[Begin]

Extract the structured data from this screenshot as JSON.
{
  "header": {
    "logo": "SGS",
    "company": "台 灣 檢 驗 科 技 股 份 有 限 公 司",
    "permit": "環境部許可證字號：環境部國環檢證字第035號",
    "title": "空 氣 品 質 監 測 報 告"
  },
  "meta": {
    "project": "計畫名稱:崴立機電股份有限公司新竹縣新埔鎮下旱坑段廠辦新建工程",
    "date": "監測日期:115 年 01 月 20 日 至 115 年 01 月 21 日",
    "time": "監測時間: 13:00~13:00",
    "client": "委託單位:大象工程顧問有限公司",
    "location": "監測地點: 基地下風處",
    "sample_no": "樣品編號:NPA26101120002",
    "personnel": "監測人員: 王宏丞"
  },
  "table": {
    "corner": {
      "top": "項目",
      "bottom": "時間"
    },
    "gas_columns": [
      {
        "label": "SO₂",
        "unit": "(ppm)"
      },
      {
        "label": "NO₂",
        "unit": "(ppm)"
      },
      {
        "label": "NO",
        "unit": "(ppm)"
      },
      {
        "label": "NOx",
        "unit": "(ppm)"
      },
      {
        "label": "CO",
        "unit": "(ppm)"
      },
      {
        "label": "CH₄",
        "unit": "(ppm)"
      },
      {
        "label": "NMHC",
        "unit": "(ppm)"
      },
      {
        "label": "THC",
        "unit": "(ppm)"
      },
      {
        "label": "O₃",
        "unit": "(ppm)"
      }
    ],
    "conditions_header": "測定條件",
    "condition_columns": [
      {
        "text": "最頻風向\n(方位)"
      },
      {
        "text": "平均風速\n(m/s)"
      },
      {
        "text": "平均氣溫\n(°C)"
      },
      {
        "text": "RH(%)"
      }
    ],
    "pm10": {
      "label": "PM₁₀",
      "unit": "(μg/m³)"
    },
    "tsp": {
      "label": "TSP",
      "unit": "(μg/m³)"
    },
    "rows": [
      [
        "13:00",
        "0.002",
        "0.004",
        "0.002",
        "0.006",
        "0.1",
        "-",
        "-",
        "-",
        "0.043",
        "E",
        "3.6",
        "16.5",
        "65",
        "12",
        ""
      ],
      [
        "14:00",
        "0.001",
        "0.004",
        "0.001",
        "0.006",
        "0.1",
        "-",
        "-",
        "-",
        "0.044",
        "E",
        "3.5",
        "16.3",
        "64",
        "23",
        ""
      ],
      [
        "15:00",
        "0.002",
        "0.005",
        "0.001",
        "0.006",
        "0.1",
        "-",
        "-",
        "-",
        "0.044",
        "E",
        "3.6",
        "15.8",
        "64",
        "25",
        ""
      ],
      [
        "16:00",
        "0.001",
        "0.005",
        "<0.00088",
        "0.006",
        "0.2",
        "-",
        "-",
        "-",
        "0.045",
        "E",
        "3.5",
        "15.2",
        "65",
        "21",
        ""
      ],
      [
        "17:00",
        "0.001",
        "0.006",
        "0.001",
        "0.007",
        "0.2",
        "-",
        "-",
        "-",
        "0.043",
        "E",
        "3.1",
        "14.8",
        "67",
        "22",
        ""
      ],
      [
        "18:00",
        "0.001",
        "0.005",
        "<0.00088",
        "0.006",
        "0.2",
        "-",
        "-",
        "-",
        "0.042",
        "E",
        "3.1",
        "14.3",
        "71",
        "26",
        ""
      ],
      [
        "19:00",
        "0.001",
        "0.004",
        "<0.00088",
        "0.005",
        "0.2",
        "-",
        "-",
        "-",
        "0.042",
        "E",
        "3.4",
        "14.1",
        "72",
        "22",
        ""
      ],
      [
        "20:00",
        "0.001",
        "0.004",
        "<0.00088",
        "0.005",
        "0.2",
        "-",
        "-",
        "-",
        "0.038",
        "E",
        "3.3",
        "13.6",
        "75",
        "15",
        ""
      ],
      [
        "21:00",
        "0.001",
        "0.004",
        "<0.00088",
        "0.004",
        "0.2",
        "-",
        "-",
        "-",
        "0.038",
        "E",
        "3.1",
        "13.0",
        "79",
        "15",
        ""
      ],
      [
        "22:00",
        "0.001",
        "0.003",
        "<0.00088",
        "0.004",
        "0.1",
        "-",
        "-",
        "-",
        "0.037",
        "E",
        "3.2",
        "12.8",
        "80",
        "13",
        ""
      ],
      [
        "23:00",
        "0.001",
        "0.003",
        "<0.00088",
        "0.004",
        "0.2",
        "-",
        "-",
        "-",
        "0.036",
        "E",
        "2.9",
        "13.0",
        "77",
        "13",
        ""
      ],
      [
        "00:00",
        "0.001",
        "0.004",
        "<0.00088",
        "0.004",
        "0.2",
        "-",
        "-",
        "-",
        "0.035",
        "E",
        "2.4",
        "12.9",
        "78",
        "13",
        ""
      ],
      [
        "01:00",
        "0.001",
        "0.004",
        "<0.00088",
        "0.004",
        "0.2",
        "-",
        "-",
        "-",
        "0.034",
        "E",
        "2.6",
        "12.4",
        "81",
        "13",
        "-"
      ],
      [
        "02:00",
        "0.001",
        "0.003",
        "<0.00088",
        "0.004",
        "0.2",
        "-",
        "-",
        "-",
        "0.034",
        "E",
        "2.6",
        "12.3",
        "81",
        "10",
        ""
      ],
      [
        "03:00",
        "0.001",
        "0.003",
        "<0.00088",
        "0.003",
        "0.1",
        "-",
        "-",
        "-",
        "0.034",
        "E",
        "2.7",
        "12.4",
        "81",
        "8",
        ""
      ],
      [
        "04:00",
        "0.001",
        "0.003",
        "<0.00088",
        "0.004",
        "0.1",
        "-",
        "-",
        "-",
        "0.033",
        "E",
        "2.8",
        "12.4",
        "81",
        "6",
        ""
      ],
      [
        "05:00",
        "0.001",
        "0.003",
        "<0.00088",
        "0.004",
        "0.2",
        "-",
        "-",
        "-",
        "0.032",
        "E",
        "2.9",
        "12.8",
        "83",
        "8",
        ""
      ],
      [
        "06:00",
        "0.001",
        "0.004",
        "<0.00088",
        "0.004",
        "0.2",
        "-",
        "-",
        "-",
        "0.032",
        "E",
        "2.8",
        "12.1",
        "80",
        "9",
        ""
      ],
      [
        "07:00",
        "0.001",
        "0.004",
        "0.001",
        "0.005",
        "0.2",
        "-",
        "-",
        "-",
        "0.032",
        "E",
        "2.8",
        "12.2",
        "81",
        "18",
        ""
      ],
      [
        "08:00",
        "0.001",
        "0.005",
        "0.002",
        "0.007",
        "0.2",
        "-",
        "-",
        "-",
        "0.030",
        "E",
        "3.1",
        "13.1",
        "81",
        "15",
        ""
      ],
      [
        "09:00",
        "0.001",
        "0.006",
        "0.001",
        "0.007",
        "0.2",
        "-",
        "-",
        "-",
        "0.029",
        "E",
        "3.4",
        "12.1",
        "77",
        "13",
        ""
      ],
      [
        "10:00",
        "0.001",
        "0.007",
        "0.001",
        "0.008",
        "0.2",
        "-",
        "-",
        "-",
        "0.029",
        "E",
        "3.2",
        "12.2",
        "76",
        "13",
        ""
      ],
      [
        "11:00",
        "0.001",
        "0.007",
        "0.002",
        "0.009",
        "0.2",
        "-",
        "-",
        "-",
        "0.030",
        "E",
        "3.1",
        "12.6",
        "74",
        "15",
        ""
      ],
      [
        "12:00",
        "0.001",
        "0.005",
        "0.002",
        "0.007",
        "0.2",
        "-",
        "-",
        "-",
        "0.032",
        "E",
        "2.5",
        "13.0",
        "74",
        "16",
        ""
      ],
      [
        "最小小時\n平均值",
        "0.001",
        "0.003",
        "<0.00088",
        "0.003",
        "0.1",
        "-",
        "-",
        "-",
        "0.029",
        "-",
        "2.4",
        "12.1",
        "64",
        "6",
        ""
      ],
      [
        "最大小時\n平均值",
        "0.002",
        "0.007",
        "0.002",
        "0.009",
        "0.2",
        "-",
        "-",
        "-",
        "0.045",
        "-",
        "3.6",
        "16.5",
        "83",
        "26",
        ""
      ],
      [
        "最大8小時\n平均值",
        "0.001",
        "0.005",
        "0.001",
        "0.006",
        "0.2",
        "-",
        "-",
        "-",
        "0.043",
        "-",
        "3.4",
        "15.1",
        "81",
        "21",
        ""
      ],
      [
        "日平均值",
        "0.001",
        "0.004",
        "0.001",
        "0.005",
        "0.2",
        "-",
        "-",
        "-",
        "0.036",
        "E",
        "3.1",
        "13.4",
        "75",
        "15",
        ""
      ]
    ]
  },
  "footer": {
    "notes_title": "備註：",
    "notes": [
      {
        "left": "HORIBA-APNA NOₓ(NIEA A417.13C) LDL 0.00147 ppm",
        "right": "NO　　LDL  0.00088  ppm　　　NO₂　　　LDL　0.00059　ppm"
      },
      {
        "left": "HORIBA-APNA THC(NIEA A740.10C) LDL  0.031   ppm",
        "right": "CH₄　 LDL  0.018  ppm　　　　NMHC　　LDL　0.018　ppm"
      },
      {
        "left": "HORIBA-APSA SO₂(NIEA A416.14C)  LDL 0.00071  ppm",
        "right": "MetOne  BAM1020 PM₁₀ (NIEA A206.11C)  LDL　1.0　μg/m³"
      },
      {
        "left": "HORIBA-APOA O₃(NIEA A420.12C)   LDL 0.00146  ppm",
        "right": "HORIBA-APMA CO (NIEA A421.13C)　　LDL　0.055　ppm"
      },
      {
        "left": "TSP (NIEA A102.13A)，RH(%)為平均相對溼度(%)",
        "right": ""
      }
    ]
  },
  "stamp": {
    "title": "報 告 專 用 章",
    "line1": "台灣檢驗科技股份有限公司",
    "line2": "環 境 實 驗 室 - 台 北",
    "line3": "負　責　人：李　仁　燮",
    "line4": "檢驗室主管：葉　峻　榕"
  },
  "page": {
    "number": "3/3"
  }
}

[End]

● **WHAT YOU WILL DO**
In the records above, how many lines contain the word "label"? Give the number alone.

● **EXERCISE RESPONSE**
11